• _Excerpt to read_:
--- start ---

On the memory side, with gang-scheduling, all the GPUs in use reach their memory usage peak and valley at roughly the same time (shown as top figure in Figure 8(a)). This synchronized memory usage pattern make it impossible for one GPU to borrow the memory of other GPUs for its own forward computation, as other GPUs' memory also stay at the peak usage at this point. Thus, the on-device memory of all the GPUs in the same training job is under-utilized simultaneously during their backward propagation period.

On the compute side, with gang scheduled tasks showing at the bottom of Figure 8(a), due to the limited local memory capacity, the tensor size for parallel execution within each CUDA kernel is also limited. Thus the GPU compute cores are consistently under-utilized when launching sequence of CUDA kernels during both forward and backward propagation of each training iteration.

To improve system utilization, one straw man scheme is to preempt and switch to another training batch during the memory valley period (i.e. tick-wave tasks' backward propagation time shown as the blank B boxes in Figure 8(a)). However, it may interrupt and block the original process (i.e. tick-wave task) computing its own backward propagation, due to the high frequency of memory peak-valley changing cycles in DNN training jobs.

Different from the straw man approach above, wavelet's design allows concurrently launching and interleaving multiple waves of training tasks on the same GPU without interfering each other. Below we describe how we enable this interleaving concurrent waves of task execution in three aspects: memory overlapping, computation overlapping, and model synchronization among different waves of tasks.

# 3.2.1 Memory overlapping

Different from gang scheduling, with tick-tock scheduling shown as Figure 8(b), we allow the tick-wave tasks (blank F,B box in the top figure of Figure 8(b)) to be launched first. Right after tick-wave tasks finishing their forward propagation, we inject tock-wave tasks (denoted as the shadow F,B boxes in the upper figure of Figure 8(b)) into the same set of GPUs. This injection starts at the time when the tick-wave tasks start to free the allocated memory in their backward propagation. At high level, by adding launching delay the same duration of one forward computation time, tick-tock scheduling can overlap tick-wave's backward computation with tock-wave's forward computation and vice-versa. This decent attribute guarantees the memory usage always stays near the on-device memory capacity (e.g. Figure 2(a)).



Figure 9. Wavelet model synchronization between tick and tock waves on GPU-*i* in data parallel training.

To concurrently run two training tasks (i.e. one in tick wave, the other from tock wave) on each GPU, we need to maintain two model replicas on the same GPU: one for tick wave and the other for the tock wave. The necessity of holding two model replicas is for version control of model parameters between two different training waves since they are training on different input data batches (Narayanan et al., 2019). Recent literature (Xiao et al., 2018; Yu & Chowdhury, 2020) shows that the model size is usually order-of-magnitude smaller than the generated intermediate results over input data.

# 3.2.2 Computation overlapping

As discussed in Section 3.2.1, we hold two model replicas on each GPU, one for tick wave training, the other for tock wave. Different from traditional GPU sharing via timeslicing (Xiao et al., 2018; Yu & Chowdhury, 2020), we actually launch two sequences of different kernels concurrently. One for forward propagation kernels of one wave, the other sequence for backward propagation kernels of the other wave. In this way, we improve computation usage in both *spatial* and *temporal* dimensions.

--- end ---

[Element and box listings]
--- start ---

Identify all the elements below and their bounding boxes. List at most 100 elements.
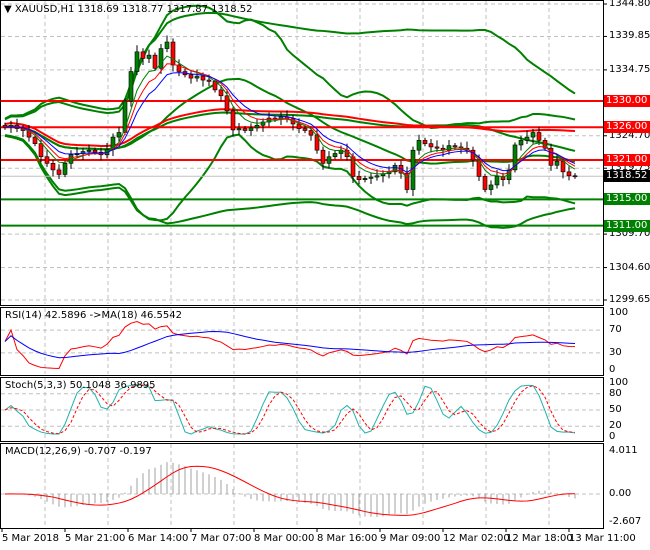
candle-bearish [170,41,176,66]
close-value: 1318.52 [211,4,253,15]
price-axis-label: 1334.75 [609,63,650,75]
candle-bullish [518,140,524,146]
candle-bearish [434,146,440,149]
candle-bearish [356,176,362,180]
candle-bullish [194,75,200,79]
time-axis-label: 9 Mar 09:00 [380,533,441,544]
candle-bullish [494,176,500,186]
candle-bearish [188,74,194,79]
candle-bullish [164,41,170,49]
candle-bullish [488,184,494,190]
candle-bearish [560,161,566,173]
time-axis-label: 5 Mar 2018 [2,533,60,544]
axis-label: 30 [609,346,622,358]
level-price-tag: 1315.00 [604,193,650,206]
candle-bearish [218,89,224,97]
axis-label: 4.011 [609,445,638,456]
price-axis-label: 1299.65 [609,294,650,305]
rsi-ma-line [4,330,576,359]
candle-bearish [536,132,542,141]
axis-label: 50 [609,404,622,415]
price-axis-label: 1304.60 [609,261,650,273]
time-axis-label: 12 Mar 18:00 [506,533,573,544]
candle-bearish [38,143,44,158]
candle-bearish [572,175,578,178]
axis-label: 70 [609,324,622,336]
candle-bullish [326,156,332,164]
candle-bearish [206,79,212,82]
candle-bullish [374,175,380,178]
candle-bullish [362,178,368,180]
candle-bearish [320,149,326,164]
axis-label: 80 [609,387,622,399]
candle-bullish [116,132,122,138]
ma-red-line [4,63,576,177]
candle-bearish [452,145,458,148]
candle-bearish [56,169,62,175]
candle-bearish [230,110,236,131]
bollinger-band-long-upper [4,11,576,120]
candle-bearish [428,143,434,148]
candle-bearish [200,75,206,81]
candle-bullish [368,176,374,179]
candle-bearish [32,136,38,144]
axis-label: 0.00 [609,488,632,500]
open-value: 1318.69 [77,4,119,15]
axis-label: 100 [609,377,629,388]
symbol-header: ▼ XAUUSD,H1 1318.69 1318.77 1317.87 1318… [4,4,253,16]
time-axis-label: 8 Mar 16:00 [317,533,378,544]
candle-bearish [140,51,146,59]
price-axis-label: 1339.85 [609,30,650,42]
axis-label: 0 [609,364,616,375]
current-price-tag: 1318.52 [604,170,650,183]
level-price-tag: 1326.00 [604,121,650,134]
candle-bullish [416,140,422,151]
time-axis-label: 8 Mar 00:00 [254,533,315,544]
time-axis-label: 12 Mar 02:00 [443,533,510,544]
low-value: 1317.87 [166,4,208,15]
axis-label: -2.607 [609,516,642,527]
candle-bullish [524,136,530,141]
candle-bearish [50,163,56,171]
candle-bullish [134,51,140,72]
candle-bearish [44,156,50,164]
level-price-tag: 1330.00 [604,95,650,108]
time-axis-label: 13 Mar 11:00 [569,533,636,544]
macd-signal-line [4,465,576,516]
candle-bullish [236,128,242,131]
candle-bullish [128,71,134,102]
candle-bearish [566,171,572,177]
candle-bullish [554,161,560,166]
symbol-label: XAUUSD,H1 [14,4,75,15]
axis-label: 20 [609,420,622,432]
stoch-label: Stoch(5,3,3) 50.1048 36.9895 [5,380,156,391]
level-price-tag: 1321.00 [604,154,650,167]
candle-bullish [254,124,260,129]
candle-bullish [146,54,152,59]
bollinger-band-short-upper [4,4,576,129]
candle-bullish [530,132,536,138]
candle-bullish [332,153,338,158]
dropdown-triangle-icon[interactable]: ▼ [4,4,12,15]
candle-bearish [482,176,488,190]
candle-bullish [248,127,254,131]
candle-bearish [152,54,158,69]
rsi-label: RSI(14) 42.5896 ->MA(18) 46.5542 [5,310,182,321]
candle-bearish [302,128,308,131]
time-axis-label: 5 Mar 21:00 [65,533,126,544]
macd-label: MACD(12,26,9) -0.707 -0.197 [5,446,152,457]
level-price-tag: 1311.00 [604,219,650,232]
price-axis-label: 1344.80 [609,0,650,9]
time-axis-label: 7 Mar 07:00 [191,533,252,544]
chart-canvas [0,0,607,532]
candle-bullish [62,163,68,175]
candle-bullish [86,149,92,152]
candle-bearish [422,140,428,144]
bollinger-band-short-lower [4,133,576,222]
candle-bearish [242,128,248,131]
axis-label: 0 [609,431,616,442]
candle-bearish [296,123,302,129]
time-axis-label: 6 Mar 14:00 [128,533,189,544]
high-value: 1318.77 [122,4,164,15]
candle-bearish [92,149,98,153]
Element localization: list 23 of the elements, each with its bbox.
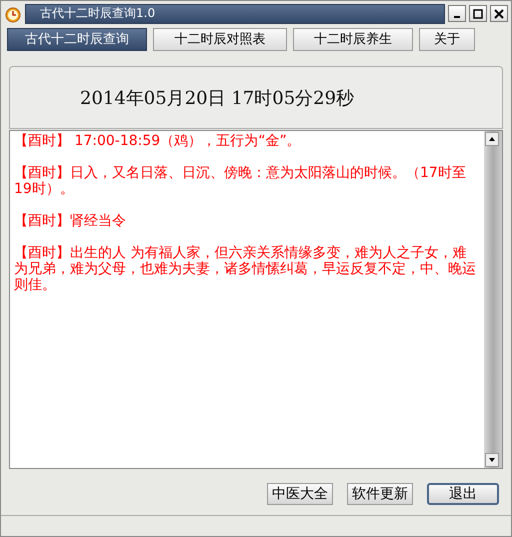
action-button[interactable]: 退出	[427, 483, 499, 506]
tab[interactable]: 古代十二时辰查询	[7, 28, 147, 51]
action-button[interactable]: 中医大全	[267, 483, 333, 506]
date-time-label: 2014年05月20日 17时05分29秒	[80, 86, 354, 110]
scrollbar[interactable]	[484, 131, 502, 468]
tab[interactable]: 十二时辰对照表	[153, 28, 287, 51]
tab[interactable]: 关于	[419, 28, 475, 51]
paragraph: 【酉时】出生的人 为有福人家，但六亲关系情缘多变，难为人之子女，难为兄弟，难为父母，也难为夫妻，诸多情愫纠葛，早运反复不定，中、晚运则佳。	[14, 245, 477, 294]
scroll-up-icon[interactable]	[485, 132, 499, 146]
paragraph: 【酉时】 17:00-18:59（鸡），五行为“金”。	[14, 133, 302, 150]
close-icon	[494, 8, 504, 19]
clock-icon	[4, 4, 22, 23]
scroll-down-icon[interactable]	[485, 453, 499, 468]
paragraph: 【酉时】肾经当令	[14, 213, 127, 230]
maximize-icon	[473, 8, 483, 19]
close-button[interactable]	[490, 5, 508, 22]
minimize-button[interactable]	[448, 5, 466, 22]
minimize-icon	[454, 16, 460, 18]
window-title: 古代十二时辰查询1.0	[40, 5, 156, 22]
tab[interactable]: 十二时辰养生	[293, 28, 413, 51]
paragraph: 【酉时】日入，又名日落、日沉、傍晚：意为太阳落山的时候。（17时至19时）。	[14, 165, 467, 198]
action-button[interactable]: 软件更新	[347, 483, 413, 506]
maximize-button[interactable]	[469, 5, 487, 22]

--- end ---

• _Prompt_:
From the excerpt on GPU scheduling, copy out the part that begins with the words "To improve system" and ends with "waves of tasks.".

• _Solution to this task_:
To improve system utilization, one straw man scheme is to preempt and switch to another training batch during the memory valley period (i.e. tick-wave tasks' backward propagation time shown as the blank B boxes in Figure 8(a)). However, it may interrupt and block the original process (i.e. tick-wave task) computing its own backward propagation, due to the high frequency of memory peak-valley changing cycles in DNN training jobs.

Different from the straw man approach above, wavelet's design allows concurrently launching and interleaving multiple waves of training tasks on the same GPU without interfering each other. Below we describe how we enable this interleaving concurrent waves of task execution in three aspects: memory overlapping, computation overlapping, and model synchronization among different waves of tasks.